> **Data rows**:
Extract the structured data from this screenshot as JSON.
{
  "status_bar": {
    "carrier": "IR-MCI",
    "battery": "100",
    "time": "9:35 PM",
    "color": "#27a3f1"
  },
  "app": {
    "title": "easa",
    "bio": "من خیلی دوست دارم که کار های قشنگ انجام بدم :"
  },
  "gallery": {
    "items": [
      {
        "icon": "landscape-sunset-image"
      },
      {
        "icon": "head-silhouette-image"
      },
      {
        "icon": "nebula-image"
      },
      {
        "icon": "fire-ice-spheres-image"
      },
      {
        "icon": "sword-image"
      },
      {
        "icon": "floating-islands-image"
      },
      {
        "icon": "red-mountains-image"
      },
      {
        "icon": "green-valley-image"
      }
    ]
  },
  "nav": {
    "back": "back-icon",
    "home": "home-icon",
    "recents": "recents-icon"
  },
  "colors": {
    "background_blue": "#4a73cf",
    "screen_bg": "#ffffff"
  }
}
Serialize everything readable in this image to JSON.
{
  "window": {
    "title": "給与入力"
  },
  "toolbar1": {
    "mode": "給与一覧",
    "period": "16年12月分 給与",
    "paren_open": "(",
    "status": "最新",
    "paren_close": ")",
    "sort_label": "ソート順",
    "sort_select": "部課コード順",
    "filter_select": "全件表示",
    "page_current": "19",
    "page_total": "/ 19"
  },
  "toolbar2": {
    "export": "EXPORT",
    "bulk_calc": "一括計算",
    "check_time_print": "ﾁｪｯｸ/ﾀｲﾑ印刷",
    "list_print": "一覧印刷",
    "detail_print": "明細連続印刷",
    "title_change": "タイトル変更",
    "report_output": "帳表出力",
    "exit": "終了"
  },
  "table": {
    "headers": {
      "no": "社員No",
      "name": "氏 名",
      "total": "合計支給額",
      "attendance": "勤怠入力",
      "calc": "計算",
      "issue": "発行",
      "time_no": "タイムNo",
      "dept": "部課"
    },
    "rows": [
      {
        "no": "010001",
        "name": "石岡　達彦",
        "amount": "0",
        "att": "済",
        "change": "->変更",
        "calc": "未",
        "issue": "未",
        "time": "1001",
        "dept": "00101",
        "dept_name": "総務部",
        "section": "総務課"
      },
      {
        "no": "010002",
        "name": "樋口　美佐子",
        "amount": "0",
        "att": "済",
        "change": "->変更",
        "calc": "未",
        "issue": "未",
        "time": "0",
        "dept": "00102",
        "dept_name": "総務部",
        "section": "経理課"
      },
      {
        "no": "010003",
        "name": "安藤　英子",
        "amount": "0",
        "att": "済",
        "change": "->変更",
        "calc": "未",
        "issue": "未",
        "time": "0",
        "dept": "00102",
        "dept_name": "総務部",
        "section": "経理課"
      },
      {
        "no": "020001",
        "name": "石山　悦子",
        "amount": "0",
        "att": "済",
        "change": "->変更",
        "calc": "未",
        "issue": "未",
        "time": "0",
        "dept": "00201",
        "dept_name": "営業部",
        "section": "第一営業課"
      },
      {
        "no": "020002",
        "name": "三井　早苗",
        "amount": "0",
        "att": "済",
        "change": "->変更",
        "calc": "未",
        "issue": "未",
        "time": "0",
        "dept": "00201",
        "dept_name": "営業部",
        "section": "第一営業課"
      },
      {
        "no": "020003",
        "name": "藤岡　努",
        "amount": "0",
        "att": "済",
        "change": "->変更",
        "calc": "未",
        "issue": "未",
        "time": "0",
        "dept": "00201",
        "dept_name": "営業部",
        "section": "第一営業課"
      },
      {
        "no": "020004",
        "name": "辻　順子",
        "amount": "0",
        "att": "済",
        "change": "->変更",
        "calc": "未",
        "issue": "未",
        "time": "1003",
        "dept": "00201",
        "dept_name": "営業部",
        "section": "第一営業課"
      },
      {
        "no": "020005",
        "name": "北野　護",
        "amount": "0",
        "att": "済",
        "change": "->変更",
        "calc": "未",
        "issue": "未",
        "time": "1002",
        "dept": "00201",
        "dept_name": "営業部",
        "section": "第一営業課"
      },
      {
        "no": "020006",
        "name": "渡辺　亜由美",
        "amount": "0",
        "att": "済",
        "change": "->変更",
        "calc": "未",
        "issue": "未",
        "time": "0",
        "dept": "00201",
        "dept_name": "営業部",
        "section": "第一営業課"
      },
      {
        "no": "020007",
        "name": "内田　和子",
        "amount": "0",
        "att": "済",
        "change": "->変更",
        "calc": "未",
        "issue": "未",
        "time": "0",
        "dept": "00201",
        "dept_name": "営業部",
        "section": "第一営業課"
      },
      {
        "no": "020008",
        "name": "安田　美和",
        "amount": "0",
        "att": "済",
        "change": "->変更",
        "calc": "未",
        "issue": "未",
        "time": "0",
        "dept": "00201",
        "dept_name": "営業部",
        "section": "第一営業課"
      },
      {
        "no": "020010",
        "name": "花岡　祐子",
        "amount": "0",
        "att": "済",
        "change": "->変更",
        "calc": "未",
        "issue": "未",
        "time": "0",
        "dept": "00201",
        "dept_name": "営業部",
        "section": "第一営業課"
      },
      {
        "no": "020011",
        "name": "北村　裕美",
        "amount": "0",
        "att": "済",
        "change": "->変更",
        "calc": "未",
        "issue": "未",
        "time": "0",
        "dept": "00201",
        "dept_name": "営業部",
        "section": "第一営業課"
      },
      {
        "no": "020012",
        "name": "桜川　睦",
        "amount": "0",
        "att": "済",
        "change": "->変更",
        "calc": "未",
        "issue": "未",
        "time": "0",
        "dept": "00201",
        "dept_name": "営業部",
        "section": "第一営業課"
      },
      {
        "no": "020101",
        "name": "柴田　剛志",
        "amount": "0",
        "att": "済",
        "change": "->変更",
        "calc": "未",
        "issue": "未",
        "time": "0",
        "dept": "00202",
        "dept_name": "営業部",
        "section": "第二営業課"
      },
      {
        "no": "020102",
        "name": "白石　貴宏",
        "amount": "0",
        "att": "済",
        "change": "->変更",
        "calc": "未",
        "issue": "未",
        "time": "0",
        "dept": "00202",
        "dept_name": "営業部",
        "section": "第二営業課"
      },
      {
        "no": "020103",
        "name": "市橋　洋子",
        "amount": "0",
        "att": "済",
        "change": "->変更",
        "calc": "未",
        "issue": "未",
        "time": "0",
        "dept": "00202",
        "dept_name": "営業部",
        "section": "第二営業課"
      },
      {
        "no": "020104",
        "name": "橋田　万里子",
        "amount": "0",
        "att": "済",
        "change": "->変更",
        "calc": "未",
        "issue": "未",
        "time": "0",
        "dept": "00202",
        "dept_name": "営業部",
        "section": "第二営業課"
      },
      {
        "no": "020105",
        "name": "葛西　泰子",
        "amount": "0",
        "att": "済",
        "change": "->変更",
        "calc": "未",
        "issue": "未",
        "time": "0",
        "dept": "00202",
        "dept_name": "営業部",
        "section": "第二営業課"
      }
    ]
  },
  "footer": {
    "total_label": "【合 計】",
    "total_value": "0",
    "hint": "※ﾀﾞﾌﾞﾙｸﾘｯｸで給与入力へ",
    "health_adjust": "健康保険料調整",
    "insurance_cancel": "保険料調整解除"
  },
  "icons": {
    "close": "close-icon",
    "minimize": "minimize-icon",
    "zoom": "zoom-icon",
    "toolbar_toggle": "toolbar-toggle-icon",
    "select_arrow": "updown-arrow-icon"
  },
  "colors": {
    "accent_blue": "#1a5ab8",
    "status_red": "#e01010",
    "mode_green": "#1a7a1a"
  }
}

> **What to do**: Reproduce the entries above exactly.

> **The answer**:
Extract the structured data from this screenshot as JSON.
{
  "status_bar": {
    "carrier": "IR-MCI",
    "battery": "100",
    "time": "9:35 PM",
    "color": "#27a3f1"
  },
  "app": {
    "title": "easa",
    "bio": "من خیلی دوست دارم که کار های قشنگ انجام بدم :"
  },
  "gallery": {
    "items": [
      {
        "icon": "landscape-sunset-image"
      },
      {
        "icon": "head-silhouette-image"
      },
      {
        "icon": "nebula-image"
      },
      {
        "icon": "fire-ice-spheres-image"
      },
      {
        "icon": "sword-image"
      },
      {
        "icon": "floating-islands-image"
      },
      {
        "icon": "red-mountains-image"
      },
      {
        "icon": "green-valley-image"
      }
    ]
  },
  "nav": {
    "back": "back-icon",
    "home": "home-icon",
    "recents": "recents-icon"
  },
  "colors": {
    "background_blue": "#4a73cf",
    "screen_bg": "#ffffff"
  }
}
Serialize everything readable in this image to JSON.
{
  "window": {
    "title": "給与入力"
  },
  "toolbar1": {
    "mode": "給与一覧",
    "period": "16年12月分 給与",
    "paren_open": "(",
    "status": "最新",
    "paren_close": ")",
    "sort_label": "ソート順",
    "sort_select": "部課コード順",
    "filter_select": "全件表示",
    "page_current": "19",
    "page_total": "/ 19"
  },
  "toolbar2": {
    "export": "EXPORT",
    "bulk_calc": "一括計算",
    "check_time_print": "ﾁｪｯｸ/ﾀｲﾑ印刷",
    "list_print": "一覧印刷",
    "detail_print": "明細連続印刷",
    "title_change": "タイトル変更",
    "report_output": "帳表出力",
    "exit": "終了"
  },
  "table": {
    "headers": {
      "no": "社員No",
      "name": "氏 名",
      "total": "合計支給額",
      "attendance": "勤怠入力",
      "calc": "計算",
      "issue": "発行",
      "time_no": "タイムNo",
      "dept": "部課"
    },
    "rows": [
      {
        "no": "010001",
        "name": "石岡　達彦",
        "amount": "0",
        "att": "済",
        "change": "->変更",
        "calc": "未",
        "issue": "未",
        "time": "1001",
        "dept": "00101",
        "dept_name": "総務部",
        "section": "総務課"
      },
      {
        "no": "010002",
        "name": "樋口　美佐子",
        "amount": "0",
        "att": "済",
        "change": "->変更",
        "calc": "未",
        "issue": "未",
        "time": "0",
        "dept": "00102",
        "dept_name": "総務部",
        "section": "経理課"
      },
      {
        "no": "010003",
        "name": "安藤　英子",
        "amount": "0",
        "att": "済",
        "change": "->変更",
        "calc": "未",
        "issue": "未",
        "time": "0",
        "dept": "00102",
        "dept_name": "総務部",
        "section": "経理課"
      },
      {
        "no": "020001",
        "name": "石山　悦子",
        "amount": "0",
        "att": "済",
        "change": "->変更",
        "calc": "未",
        "issue": "未",
        "time": "0",
        "dept": "00201",
        "dept_name": "営業部",
        "section": "第一営業課"
      },
      {
        "no": "020002",
        "name": "三井　早苗",
        "amount": "0",
        "att": "済",
        "change": "->変更",
        "calc": "未",
        "issue": "未",
        "time": "0",
        "dept": "00201",
        "dept_name": "営業部",
        "section": "第一営業課"
      },
      {
        "no": "020003",
        "name": "藤岡　努",
        "amount": "0",
        "att": "済",
        "change": "->変更",
        "calc": "未",
        "issue": "未",
        "time": "0",
        "dept": "00201",
        "dept_name": "営業部",
        "section": "第一営業課"
      },
      {
        "no": "020004",
        "name": "辻　順子",
        "amount": "0",
        "att": "済",
        "change": "->変更",
        "calc": "未",
        "issue": "未",
        "time": "1003",
        "dept": "00201",
        "dept_name": "営業部",
        "section": "第一営業課"
      },
      {
        "no": "020005",
        "name": "北野　護",
        "amount": "0",
        "att": "済",
        "change": "->変更",
        "calc": "未",
        "issue": "未",
        "time": "1002",
        "dept": "00201",
        "dept_name": "営業部",
        "section": "第一営業課"
      },
      {
        "no": "020006",
        "name": "渡辺　亜由美",
        "amount": "0",
        "att": "済",
        "change": "->変更",
        "calc": "未",
        "issue": "未",
        "time": "0",
        "dept": "00201",
        "dept_name": "営業部",
        "section": "第一営業課"
      },
      {
        "no": "020007",
        "name": "内田　和子",
        "amount": "0",
        "att": "済",
        "change": "->変更",
        "calc": "未",
        "issue": "未",
        "time": "0",
        "dept": "00201",
        "dept_name": "営業部",
        "section": "第一営業課"
      },
      {
        "no": "020008",
        "name": "安田　美和",
        "amount": "0",
        "att": "済",
        "change": "->変更",
        "calc": "未",
        "issue": "未",
        "time": "0",
        "dept": "00201",
        "dept_name": "営業部",
        "section": "第一営業課"
      },
      {
        "no": "020010",
        "name": "花岡　祐子",
        "amount": "0",
        "att": "済",
        "change": "->変更",
        "calc": "未",
        "issue": "未",
        "time": "0",
        "dept": "00201",
        "dept_name": "営業部",
        "section": "第一営業課"
      },
      {
        "no": "020011",
        "name": "北村　裕美",
        "amount": "0",
        "att": "済",
        "change": "->変更",
        "calc": "未",
        "issue": "未",
        "time": "0",
        "dept": "00201",
        "dept_name": "営業部",
        "section": "第一営業課"
      },
      {
        "no": "020012",
        "name": "桜川　睦",
        "amount": "0",
        "att": "済",
        "change": "->変更",
        "calc": "未",
        "issue": "未",
        "time": "0",
        "dept": "00201",
        "dept_name": "営業部",
        "section": "第一営業課"
      },
      {
        "no": "020101",
        "name": "柴田　剛志",
        "amount": "0",
        "att": "済",
        "change": "->変更",
        "calc": "未",
        "issue": "未",
        "time": "0",
        "dept": "00202",
        "dept_name": "営業部",
        "section": "第二営業課"
      },
      {
        "no": "020102",
        "name": "白石　貴宏",
        "amount": "0",
        "att": "済",
        "change": "->変更",
        "calc": "未",
        "issue": "未",
        "time": "0",
        "dept": "00202",
        "dept_name": "営業部",
        "section": "第二営業課"
      },
      {
        "no": "020103",
        "name": "市橋　洋子",
        "amount": "0",
        "att": "済",
        "change": "->変更",
        "calc": "未",
        "issue": "未",
        "time": "0",
        "dept": "00202",
        "dept_name": "営業部",
        "section": "第二営業課"
      },
      {
        "no": "020104",
        "name": "橋田　万里子",
        "amount": "0",
        "att": "済",
        "change": "->変更",
        "calc": "未",
        "issue": "未",
        "time": "0",
        "dept": "00202",
        "dept_name": "営業部",
        "section": "第二営業課"
      },
      {
        "no": "020105",
        "name": "葛西　泰子",
        "amount": "0",
        "att": "済",
        "change": "->変更",
        "calc": "未",
        "issue": "未",
        "time": "0",
        "dept": "00202",
        "dept_name": "営業部",
        "section": "第二営業課"
      }
    ]
  },
  "footer": {
    "total_label": "【合 計】",
    "total_value": "0",
    "hint": "※ﾀﾞﾌﾞﾙｸﾘｯｸで給与入力へ",
    "health_adjust": "健康保険料調整",
    "insurance_cancel": "保険料調整解除"
  },
  "icons": {
    "close": "close-icon",
    "minimize": "minimize-icon",
    "zoom": "zoom-icon",
    "toolbar_toggle": "toolbar-toggle-icon",
    "select_arrow": "updown-arrow-icon"
  },
  "colors": {
    "accent_blue": "#1a5ab8",
    "status_red": "#e01010",
    "mode_green": "#1a7a1a"
  }
}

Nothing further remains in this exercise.